Stored data
— Begin —

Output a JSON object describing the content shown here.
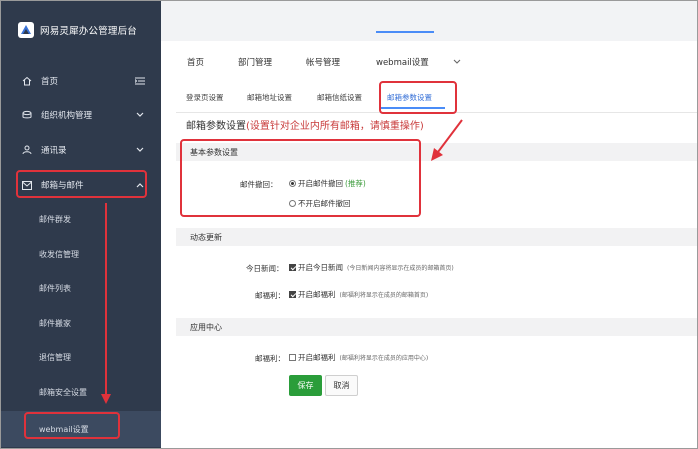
{
  "app": {
    "title": "网易灵犀办公管理后台"
  },
  "sidebar": {
    "items": [
      {
        "label": "首页",
        "icon": "home-icon"
      },
      {
        "label": "组织机构管理",
        "icon": "org-icon"
      },
      {
        "label": "通讯录",
        "icon": "contacts-icon"
      },
      {
        "label": "邮箱与邮件",
        "icon": "mail-icon"
      }
    ],
    "subitems": [
      {
        "label": "邮件群发"
      },
      {
        "label": "收发信管理"
      },
      {
        "label": "邮件列表"
      },
      {
        "label": "邮件搬家"
      },
      {
        "label": "退信管理"
      },
      {
        "label": "邮箱安全设置"
      },
      {
        "label": "webmail设置"
      }
    ]
  },
  "tabs": {
    "primary": [
      "首页",
      "部门管理",
      "帐号管理",
      "webmail设置"
    ],
    "secondary": [
      "登录页设置",
      "邮箱地址设置",
      "邮箱信纸设置",
      "邮箱参数设置"
    ]
  },
  "page": {
    "title": "邮箱参数设置",
    "title_warning": "(设置针对企业内所有邮箱，请慎重操作)"
  },
  "sections": {
    "basic": {
      "title": "基本参数设置",
      "recall_label": "邮件撤回：",
      "recall_on": "开启邮件撤回",
      "recall_recommend": "(推荐)",
      "recall_off": "不开启邮件撤回"
    },
    "dynamic": {
      "title": "动态更新",
      "news_label": "今日新闻：",
      "news_option": "开启今日新闻",
      "news_hint": "(今日新闻内容将显示在成员的邮箱首页)",
      "welfare_label": "邮福利：",
      "welfare_option": "开启邮福利",
      "welfare_hint": "(邮福利将显示在成员的邮箱首页)"
    },
    "apps": {
      "title": "应用中心",
      "welfare_label": "邮福利：",
      "welfare_option": "开启邮福利",
      "welfare_hint": "(邮福利将显示在成员的应用中心)"
    }
  },
  "buttons": {
    "save": "保存",
    "cancel": "取消"
  },
  "colors": {
    "sidebar_bg": "#2f3a4c",
    "accent": "#4a8cf7",
    "annotation": "#e0323b",
    "save": "#2a9d3a",
    "warning": "#c83a3a"
  }
}
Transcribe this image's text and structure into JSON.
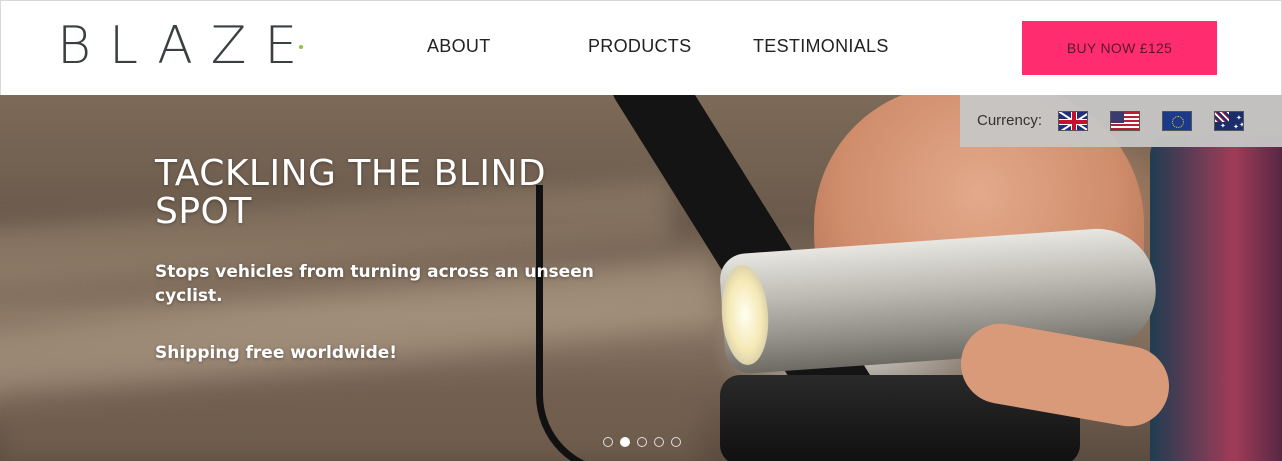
{
  "header": {
    "logo_text": "BLAZE",
    "nav": {
      "about": "ABOUT",
      "products": "PRODUCTS",
      "testimonials": "TESTIMONIALS"
    },
    "buy_label": "BUY NOW £125",
    "buy_color": "#ff2d6f"
  },
  "currency": {
    "label": "Currency:",
    "flags": [
      "uk-flag-icon",
      "us-flag-icon",
      "eu-flag-icon",
      "au-flag-icon"
    ]
  },
  "hero": {
    "title": "TACKLING THE BLIND SPOT",
    "subtitle": "Stops vehicles from turning across an unseen cyclist.",
    "shipping": "Shipping free worldwide!",
    "slides": 5,
    "active_slide": 2
  }
}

— End —

Copy all lines in the listing above where the string "JSON" appears.

Completed exercise:
Output a JSON object describing the content shown here.
Transcribe this image's text and structure into JSON.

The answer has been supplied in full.